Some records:
□ □ □ □ □

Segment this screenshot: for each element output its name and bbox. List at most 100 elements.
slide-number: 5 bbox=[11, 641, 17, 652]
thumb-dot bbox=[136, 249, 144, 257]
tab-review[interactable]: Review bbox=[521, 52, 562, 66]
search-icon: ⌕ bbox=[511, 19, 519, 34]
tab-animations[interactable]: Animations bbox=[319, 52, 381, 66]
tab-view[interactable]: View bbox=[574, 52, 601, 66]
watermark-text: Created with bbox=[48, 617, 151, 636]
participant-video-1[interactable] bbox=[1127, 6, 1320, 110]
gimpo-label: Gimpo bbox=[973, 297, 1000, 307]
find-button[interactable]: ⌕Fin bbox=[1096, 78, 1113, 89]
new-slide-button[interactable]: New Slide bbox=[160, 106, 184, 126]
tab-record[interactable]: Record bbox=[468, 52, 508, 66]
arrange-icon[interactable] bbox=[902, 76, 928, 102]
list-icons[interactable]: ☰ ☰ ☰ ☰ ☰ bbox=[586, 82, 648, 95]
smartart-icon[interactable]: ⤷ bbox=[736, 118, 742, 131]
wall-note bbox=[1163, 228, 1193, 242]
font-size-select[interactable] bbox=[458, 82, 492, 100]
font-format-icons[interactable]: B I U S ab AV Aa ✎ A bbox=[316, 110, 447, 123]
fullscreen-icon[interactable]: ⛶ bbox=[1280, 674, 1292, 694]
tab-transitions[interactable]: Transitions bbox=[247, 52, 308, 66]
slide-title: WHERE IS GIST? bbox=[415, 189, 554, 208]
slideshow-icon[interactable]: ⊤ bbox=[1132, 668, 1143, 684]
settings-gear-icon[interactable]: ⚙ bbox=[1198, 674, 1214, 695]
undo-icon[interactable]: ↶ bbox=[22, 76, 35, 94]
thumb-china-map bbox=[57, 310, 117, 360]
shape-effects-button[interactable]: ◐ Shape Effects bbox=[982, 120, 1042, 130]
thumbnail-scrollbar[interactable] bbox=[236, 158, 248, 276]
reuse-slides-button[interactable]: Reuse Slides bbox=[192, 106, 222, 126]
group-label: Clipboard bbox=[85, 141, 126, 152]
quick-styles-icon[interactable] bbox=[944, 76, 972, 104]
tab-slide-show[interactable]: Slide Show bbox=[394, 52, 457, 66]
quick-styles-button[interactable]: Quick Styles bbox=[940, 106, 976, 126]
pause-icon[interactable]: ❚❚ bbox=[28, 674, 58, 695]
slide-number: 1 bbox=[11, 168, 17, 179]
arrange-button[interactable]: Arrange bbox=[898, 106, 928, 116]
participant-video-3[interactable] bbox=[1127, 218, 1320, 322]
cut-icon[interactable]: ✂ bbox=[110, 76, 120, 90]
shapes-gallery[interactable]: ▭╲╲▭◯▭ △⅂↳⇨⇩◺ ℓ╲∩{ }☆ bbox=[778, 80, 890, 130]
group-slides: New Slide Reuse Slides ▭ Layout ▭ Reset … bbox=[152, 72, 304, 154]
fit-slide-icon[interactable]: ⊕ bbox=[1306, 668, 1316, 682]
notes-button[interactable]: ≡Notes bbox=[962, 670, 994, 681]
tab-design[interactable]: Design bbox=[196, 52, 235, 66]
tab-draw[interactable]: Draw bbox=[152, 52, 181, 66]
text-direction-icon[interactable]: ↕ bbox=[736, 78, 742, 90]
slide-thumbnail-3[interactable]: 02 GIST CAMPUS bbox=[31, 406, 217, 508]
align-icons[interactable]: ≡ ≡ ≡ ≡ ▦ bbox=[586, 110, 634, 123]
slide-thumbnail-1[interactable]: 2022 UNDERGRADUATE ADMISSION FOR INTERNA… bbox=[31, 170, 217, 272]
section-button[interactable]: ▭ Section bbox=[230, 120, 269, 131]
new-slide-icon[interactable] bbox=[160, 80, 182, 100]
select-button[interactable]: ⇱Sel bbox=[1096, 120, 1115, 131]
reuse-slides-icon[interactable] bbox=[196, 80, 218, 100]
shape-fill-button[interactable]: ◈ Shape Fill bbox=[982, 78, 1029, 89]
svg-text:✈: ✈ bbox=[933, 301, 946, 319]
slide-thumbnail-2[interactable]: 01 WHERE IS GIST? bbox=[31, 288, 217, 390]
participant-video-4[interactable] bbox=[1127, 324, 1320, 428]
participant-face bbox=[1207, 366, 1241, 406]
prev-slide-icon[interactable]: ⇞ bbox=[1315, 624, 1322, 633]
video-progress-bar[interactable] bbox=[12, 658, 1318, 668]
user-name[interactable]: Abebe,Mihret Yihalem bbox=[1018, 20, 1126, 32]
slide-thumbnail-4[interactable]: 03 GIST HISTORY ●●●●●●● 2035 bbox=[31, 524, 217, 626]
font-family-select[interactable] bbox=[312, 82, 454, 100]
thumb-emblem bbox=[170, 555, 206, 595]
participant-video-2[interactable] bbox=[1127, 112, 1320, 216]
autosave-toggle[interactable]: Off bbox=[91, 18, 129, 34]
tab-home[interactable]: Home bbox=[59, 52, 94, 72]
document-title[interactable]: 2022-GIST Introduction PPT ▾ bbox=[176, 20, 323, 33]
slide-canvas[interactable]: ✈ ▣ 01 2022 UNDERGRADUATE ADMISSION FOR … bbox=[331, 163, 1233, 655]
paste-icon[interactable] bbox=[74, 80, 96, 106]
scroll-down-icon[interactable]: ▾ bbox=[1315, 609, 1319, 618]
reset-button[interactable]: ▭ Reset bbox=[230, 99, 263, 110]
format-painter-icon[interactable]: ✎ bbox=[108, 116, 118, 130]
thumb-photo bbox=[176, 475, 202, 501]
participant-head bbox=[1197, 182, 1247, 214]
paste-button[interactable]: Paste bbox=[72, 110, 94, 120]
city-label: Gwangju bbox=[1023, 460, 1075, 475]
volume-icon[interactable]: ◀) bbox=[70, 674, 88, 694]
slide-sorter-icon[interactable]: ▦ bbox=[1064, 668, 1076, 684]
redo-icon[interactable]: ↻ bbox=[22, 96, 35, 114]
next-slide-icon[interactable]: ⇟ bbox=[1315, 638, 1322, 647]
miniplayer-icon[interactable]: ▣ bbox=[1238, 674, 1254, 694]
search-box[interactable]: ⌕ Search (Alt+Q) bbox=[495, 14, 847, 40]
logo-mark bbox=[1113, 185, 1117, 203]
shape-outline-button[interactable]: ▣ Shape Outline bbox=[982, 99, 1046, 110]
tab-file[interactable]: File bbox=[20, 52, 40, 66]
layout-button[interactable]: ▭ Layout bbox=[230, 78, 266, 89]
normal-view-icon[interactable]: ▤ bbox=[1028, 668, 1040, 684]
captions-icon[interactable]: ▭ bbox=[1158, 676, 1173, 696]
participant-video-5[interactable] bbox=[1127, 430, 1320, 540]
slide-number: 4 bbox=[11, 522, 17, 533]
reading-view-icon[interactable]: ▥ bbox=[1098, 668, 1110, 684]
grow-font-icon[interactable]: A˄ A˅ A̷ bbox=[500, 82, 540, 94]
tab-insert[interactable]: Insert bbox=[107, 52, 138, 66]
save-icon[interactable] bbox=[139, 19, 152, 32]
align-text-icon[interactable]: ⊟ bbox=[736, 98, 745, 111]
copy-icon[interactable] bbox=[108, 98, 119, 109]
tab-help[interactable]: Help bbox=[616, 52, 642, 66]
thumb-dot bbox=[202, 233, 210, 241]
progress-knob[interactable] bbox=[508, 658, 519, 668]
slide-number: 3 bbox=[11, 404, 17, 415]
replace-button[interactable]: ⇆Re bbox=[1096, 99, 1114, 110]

□ □ □ □ □

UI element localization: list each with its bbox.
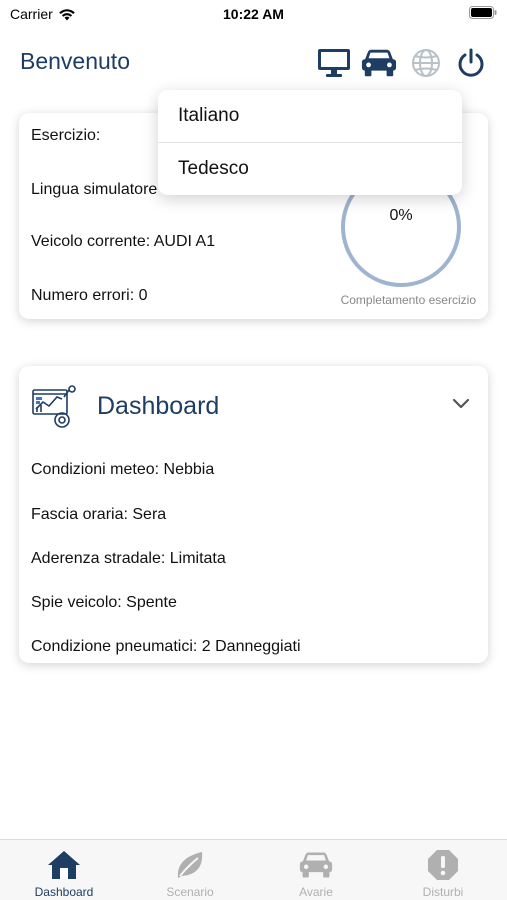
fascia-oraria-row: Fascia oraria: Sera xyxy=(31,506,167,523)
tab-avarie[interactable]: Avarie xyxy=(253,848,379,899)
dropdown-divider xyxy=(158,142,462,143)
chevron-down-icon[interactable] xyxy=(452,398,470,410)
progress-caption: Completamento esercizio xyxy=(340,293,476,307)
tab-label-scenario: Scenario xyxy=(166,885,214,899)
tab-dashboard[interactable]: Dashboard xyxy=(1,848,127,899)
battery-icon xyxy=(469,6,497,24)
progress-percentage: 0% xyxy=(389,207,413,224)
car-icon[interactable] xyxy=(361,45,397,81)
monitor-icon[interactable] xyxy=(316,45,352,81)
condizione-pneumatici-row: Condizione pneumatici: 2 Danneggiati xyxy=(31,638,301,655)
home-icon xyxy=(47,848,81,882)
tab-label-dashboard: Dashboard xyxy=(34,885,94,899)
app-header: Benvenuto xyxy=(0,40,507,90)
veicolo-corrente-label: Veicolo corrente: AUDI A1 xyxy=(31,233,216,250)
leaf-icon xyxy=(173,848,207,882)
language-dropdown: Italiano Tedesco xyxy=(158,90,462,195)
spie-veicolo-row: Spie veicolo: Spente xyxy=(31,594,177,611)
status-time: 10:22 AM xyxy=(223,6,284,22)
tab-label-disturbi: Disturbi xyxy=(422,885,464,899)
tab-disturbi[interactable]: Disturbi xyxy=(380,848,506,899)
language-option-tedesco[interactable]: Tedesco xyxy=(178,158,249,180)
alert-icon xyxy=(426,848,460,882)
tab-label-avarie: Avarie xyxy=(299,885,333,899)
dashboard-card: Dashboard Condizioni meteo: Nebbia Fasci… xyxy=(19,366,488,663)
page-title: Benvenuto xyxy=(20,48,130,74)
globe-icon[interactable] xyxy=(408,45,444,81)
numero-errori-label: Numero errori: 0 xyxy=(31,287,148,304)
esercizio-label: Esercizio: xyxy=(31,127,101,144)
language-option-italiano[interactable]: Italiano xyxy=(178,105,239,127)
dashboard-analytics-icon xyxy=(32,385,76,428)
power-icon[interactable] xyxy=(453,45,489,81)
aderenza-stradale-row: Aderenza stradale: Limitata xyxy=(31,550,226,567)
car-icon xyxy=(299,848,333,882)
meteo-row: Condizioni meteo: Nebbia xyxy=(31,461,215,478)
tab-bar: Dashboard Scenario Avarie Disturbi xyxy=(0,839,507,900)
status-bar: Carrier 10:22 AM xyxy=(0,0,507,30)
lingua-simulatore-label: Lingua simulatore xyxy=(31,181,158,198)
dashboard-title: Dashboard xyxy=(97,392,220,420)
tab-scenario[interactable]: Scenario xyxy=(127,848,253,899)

□ □ □ □ □

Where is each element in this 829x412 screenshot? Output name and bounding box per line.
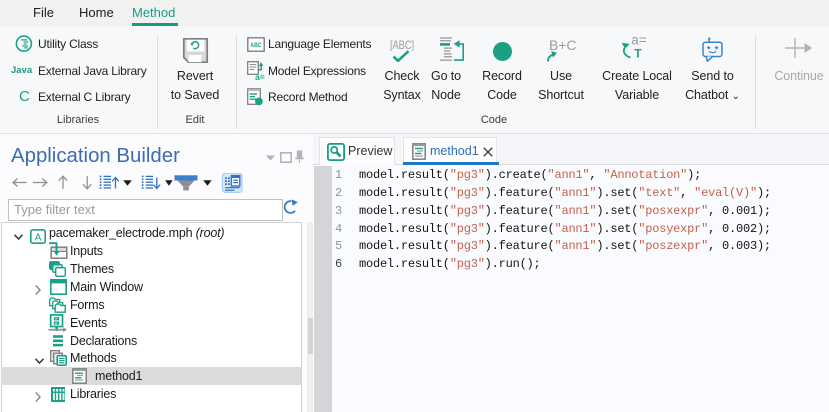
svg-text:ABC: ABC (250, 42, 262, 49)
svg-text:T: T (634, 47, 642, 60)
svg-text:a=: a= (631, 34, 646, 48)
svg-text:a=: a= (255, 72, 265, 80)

□ □ □ □ □

Recast the entries as a numbered list with blank lines dropped, beginning at the line that contains "Where is each" and stopping after the line that contains "svg-text:a=: a= (255, 72, 265, 80)". Leave the pictures out of the list.

ANSWER BELOW:
1. Where is each element in this 829x412 screenshot? Output name and bounding box per line.
2. svg-text:ABC: ABC (250, 42, 262, 49)
3. svg-text:T: T (634, 47, 642, 60)
4. svg-text:a=: a= (631, 34, 646, 48)
5. svg-text:a=: a= (255, 72, 265, 80)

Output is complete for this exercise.